Extract to read:
* Begin *
Studio album by Norma Jean
- Released: October 25, 2019
- Studios: Graphic Nature Audio, Belleville, New Jersey
- Genres: Metalcore, alternative metal, sludge metal, post-hardcore
- Length: 45:31
- Label: Solid State
- Producer: Will Putney

Norma Jean chronology
| Polar Similar (2016) | All Hail (2019) | Deathrattle Sing for Me (2022) |

Singles from All Hail
- "[Mind Over Mind]" Released: July 19, 2019; "Landslide Defeater" Released: August 15, 2019; "/with_errors" Released: September 19, 2019; "Safety Last" Released: October 4, 2019;

= All Hail (Norma Jean album) =

All Hail is the eighth studio album by American metalcore band Norma Jean. The album was released on October 25, 2019 through Solid State Records, the band's sixth overall release on the label. It is the last album to feature guitarist Jeff Hickey, as well as the first to feature guitarist Grayson Stewart and drummer Matt Marquez.

Professional ratings
Review scores
| Source | Rating |
| Exclaim! | 7/10. |
| Jesus Freak Hideout | Star Half star |
| Kerrang! | Star |
| New Noise Magazine | Star |

==Recording and production==
All Hail was recorded by producer Will Putney at Graphic Nature Audio in Belleville, New Jersey.

==Release==
The album was announced July 17, 2019, with the first single off the album, [Mind Over Mind], debuting two days later on July 19, 2019. The band would later release a music video for [Mind Over Mind] on August 9, 2019. The second single, Landslide Defeater, released on August 15, 2019. A third single, "/with_errors", was released on September 19, 2019. The album's fourth single, "Safety Last", was released on October 4, 2019.
* End *
Dataset entries:
* Begin *
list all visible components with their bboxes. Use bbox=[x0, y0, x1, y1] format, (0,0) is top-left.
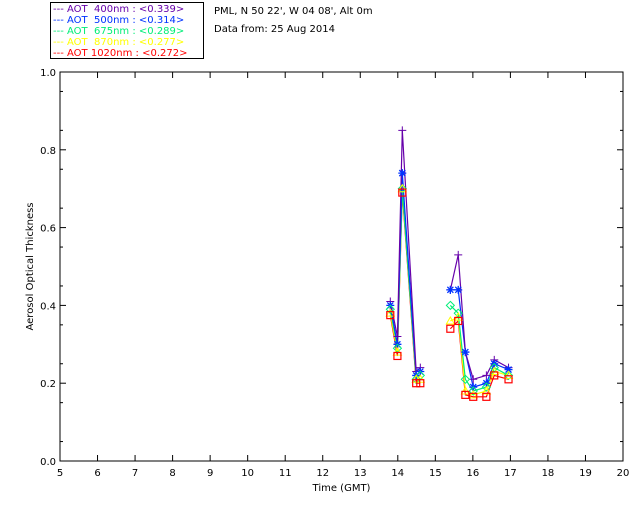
x-tick-label: 19 bbox=[579, 468, 592, 479]
x-tick-label: 17 bbox=[504, 468, 517, 479]
data-point-asterisk bbox=[461, 348, 470, 357]
plot-frame bbox=[59, 71, 624, 462]
y-tick-label: 0.6 bbox=[40, 224, 56, 235]
series-line bbox=[450, 316, 509, 396]
x-tick-label: 15 bbox=[429, 468, 442, 479]
y-tick-label: 0.0 bbox=[40, 457, 56, 468]
y-axis-label: Aerosol Optical Thickness bbox=[25, 202, 36, 330]
x-tick-label: 12 bbox=[316, 468, 329, 479]
series-line bbox=[449, 304, 509, 392]
data-point-asterisk bbox=[454, 285, 463, 294]
x-tick-label: 8 bbox=[169, 468, 175, 479]
x-tick-label: 13 bbox=[354, 468, 367, 479]
x-tick-label: 6 bbox=[94, 468, 100, 479]
data-point-plus bbox=[398, 126, 407, 135]
x-tick-label: 10 bbox=[241, 468, 254, 479]
y-tick-label: 1.0 bbox=[40, 68, 56, 79]
data-point-plus bbox=[454, 250, 463, 259]
x-tick-label: 9 bbox=[207, 468, 213, 479]
y-tick-label: 0.2 bbox=[40, 379, 56, 390]
series-line bbox=[389, 173, 421, 377]
x-tick-label: 20 bbox=[617, 468, 630, 479]
aot-chart: 5 6 7 8 9 10 11 12 13 14 15 16 17 18 19 20 0.0 0.2 0.4 0.6 0… bbox=[25, 68, 630, 494]
x-tick-label: 16 bbox=[466, 468, 479, 479]
x-tick-label: 11 bbox=[279, 468, 292, 479]
data-point-plus bbox=[482, 371, 491, 380]
x-axis-label: Time (GMT) bbox=[312, 483, 371, 494]
data-point-asterisk bbox=[446, 285, 455, 294]
x-tick-label: 5 bbox=[57, 468, 63, 479]
y-tick-label: 0.4 bbox=[40, 301, 56, 312]
x-tick-label: 7 bbox=[132, 468, 138, 479]
x-tick-label: 14 bbox=[391, 468, 404, 479]
y-tick-label: 0.8 bbox=[40, 146, 56, 157]
data-point-asterisk bbox=[398, 169, 407, 178]
x-tick-label: 18 bbox=[542, 468, 555, 479]
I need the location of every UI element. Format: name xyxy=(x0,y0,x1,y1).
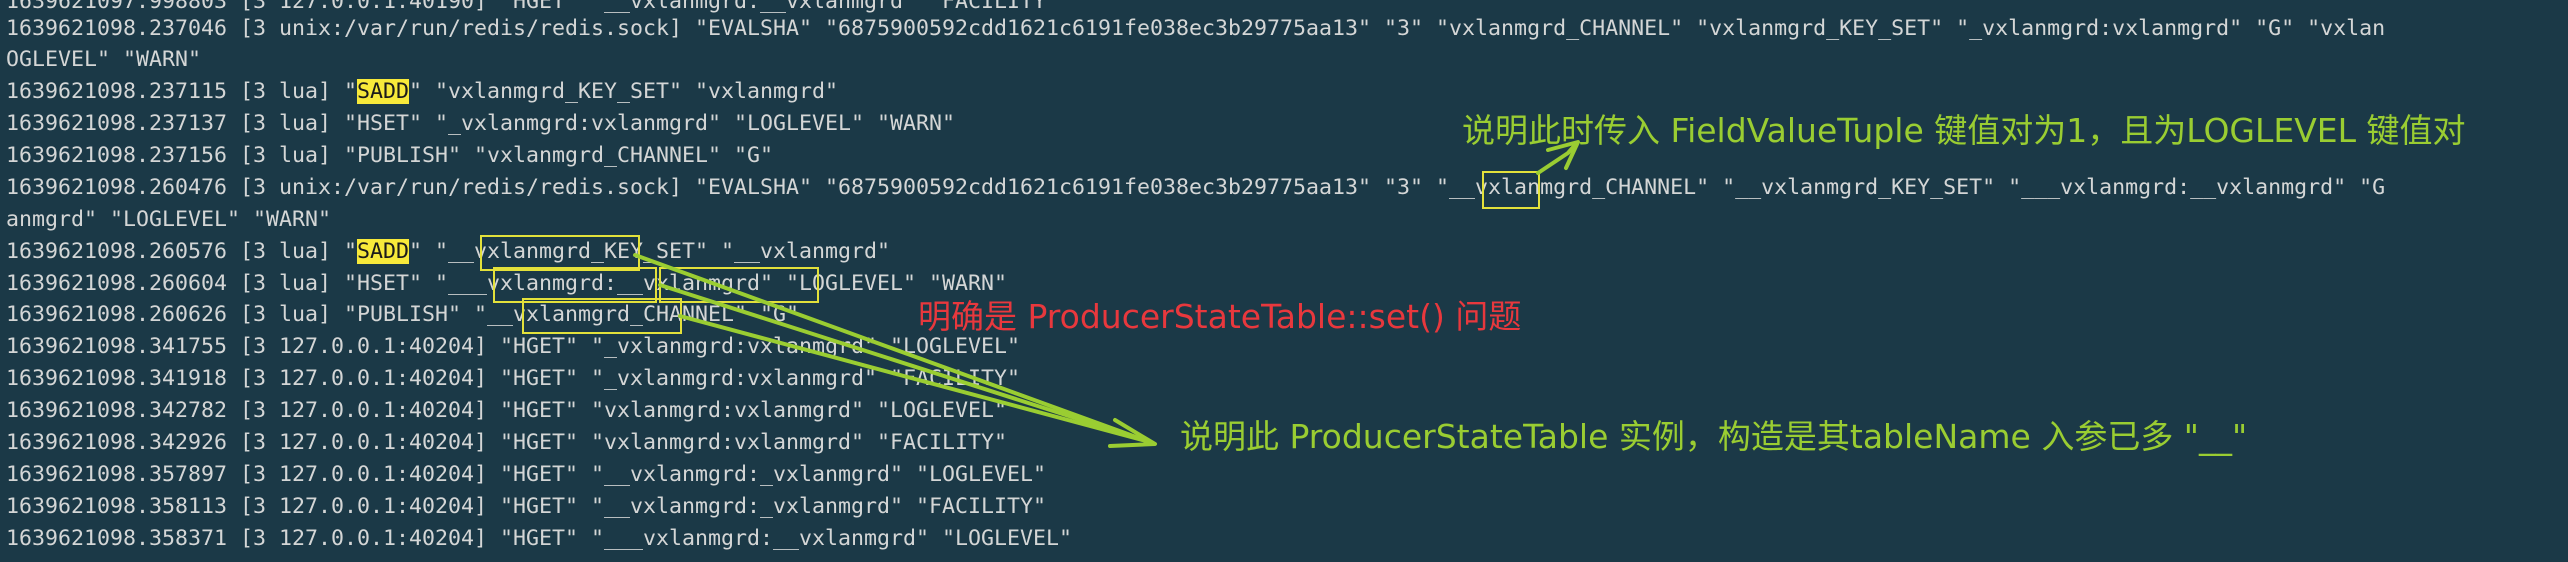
log-line: 1639621098.342926 [3 127.0.0.1:40204] "H… xyxy=(6,430,1008,455)
log-line: 1639621098.341755 [3 127.0.0.1:40204] "H… xyxy=(6,334,1021,359)
log-line: 1639621098.237115 [3 lua] "SADD" "vxlanm… xyxy=(6,76,838,107)
log-line: OGLEVEL" "WARN" xyxy=(6,47,202,72)
log-line-prefix: 1639621098.260576 [3 lua] " xyxy=(6,239,358,264)
log-line: 1639621098.358113 [3 127.0.0.1:40204] "H… xyxy=(6,494,1047,519)
log-line: 1639621098.342782 [3 127.0.0.1:40204] "H… xyxy=(6,398,1008,423)
log-line: 1639621098.237156 [3 lua] "PUBLISH" "vxl… xyxy=(6,143,774,168)
log-line-suffix: " "vxlanmgrd_KEY_SET" "vxlanmgrd" xyxy=(409,79,839,104)
log-line-prefix: 1639621098.237115 [3 lua] " xyxy=(6,79,358,104)
log-line: 1639621098.237137 [3 lua] "HSET" "_vxlan… xyxy=(6,111,956,136)
arg-count-box xyxy=(1482,171,1540,209)
log-line: 1639621098.357897 [3 127.0.0.1:40204] "H… xyxy=(6,462,1047,487)
log-line: anmgrd" "LOGLEVEL" "WARN" xyxy=(6,207,332,232)
log-line: 1639621098.358371 [3 127.0.0.1:40204] "H… xyxy=(6,526,1073,551)
hset-field-box xyxy=(659,267,819,303)
log-line: 1639621098.237046 [3 unix:/var/run/redis… xyxy=(6,16,2386,41)
log-line: 1639621098.341918 [3 127.0.0.1:40204] "H… xyxy=(6,366,1021,391)
log-line: 1639621098.260476 [3 unix:/var/run/redis… xyxy=(6,175,2386,200)
log-line: 1639621098.260576 [3 lua] "SADD" "__vxla… xyxy=(6,236,890,267)
annotation-fieldvalue: 说明此时传入 FieldValueTuple 键值对为1，且为LOGLEVEL … xyxy=(1462,111,2466,150)
publish-channel-box xyxy=(522,298,682,334)
annotation-instance: 说明此 ProducerStateTable 实例，构造是其tableName … xyxy=(1180,417,2248,456)
keyset-prefix-box xyxy=(480,235,640,271)
sadd-highlight: SADD xyxy=(357,79,410,104)
sadd-highlight: SADD xyxy=(357,239,410,264)
terminal-output: 1639621097.998803 [3 127.0.0.1:40190] "H… xyxy=(0,0,2568,562)
annotation-set-issue: 明确是 ProducerStateTable::set() 问题 xyxy=(918,297,1522,336)
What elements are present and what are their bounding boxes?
* End *
Work to do:
[1] In the records, repeat the lines running from the line that contains "x-tick-label: 19 bbox=[579, 468, 592, 479]" through the line that contains "x-tick-label: 15 bbox=[429, 468, 442, 479]", inclusive.
[2] Continue the text on the album All Hail from where it stops.

Answers to the exercises:
[1]
x-tick-label: 19 bbox=[579, 468, 592, 479]
x-tick-label: 17 bbox=[504, 468, 517, 479]
data-point-asterisk bbox=[461, 348, 470, 357]
plot-frame bbox=[59, 71, 624, 462]
y-tick-label: 0.6 bbox=[40, 224, 56, 235]
series-line bbox=[450, 316, 509, 396]
x-tick-label: 15 bbox=[429, 468, 442, 479]

[2]
==Track listing==

| No. | Title | Writer(s) | Length |
|---|---|---|---|
| 1. | "Orphan Twin" |  | 1:56 |
| 2. | "[Mind Over Mind]" |  | 2:38 |
| 3. | "Safety Last" | Norma Jean, Chris LeMasters | 3:44 |
| 4. | "Volunteer Tooth Filing" |  | 0:41 |
| 5. | "Landslide Defeater" |  | 3:19 |
| 6. | "Full Circle in Under a Minute" |  | 3:27 |
| 7. | "/with_errors" |  | 3:59 |
| 8. | "Trace Levels of Dystopia" |  | 3:24 |
| 9. | "Translational" |  | 4:28 |
| 10. | "Extra Dimensional Palate Cleanser" |  | 0:32 |
| 11. | "If [Loss] Then [Leader]" |  | 4:28 |
| 12. | "Careen" |  | 5:39 |
| 13. | "Anna" (feat. Garrett Russell of Silent Planet) |  | 5:22 |
| 14. | "The Mirror & the Second Veil" |  | 1:54 |
| Total length: |  |  | 45:31 |

==Personnel==
- Norma Jean
- Cory Brandan – vocals, guitar, bass
- Jeff Hickey – guitar, bass
- Grayson Stewart – guitar, bass
- Matt Marquez – drums, auxiliary percussion

- Additional musicians
- Garrett Russell – vocals (13)
- Matthew Putman – drums, percussion, engineering, songwriting, additional vocals (9)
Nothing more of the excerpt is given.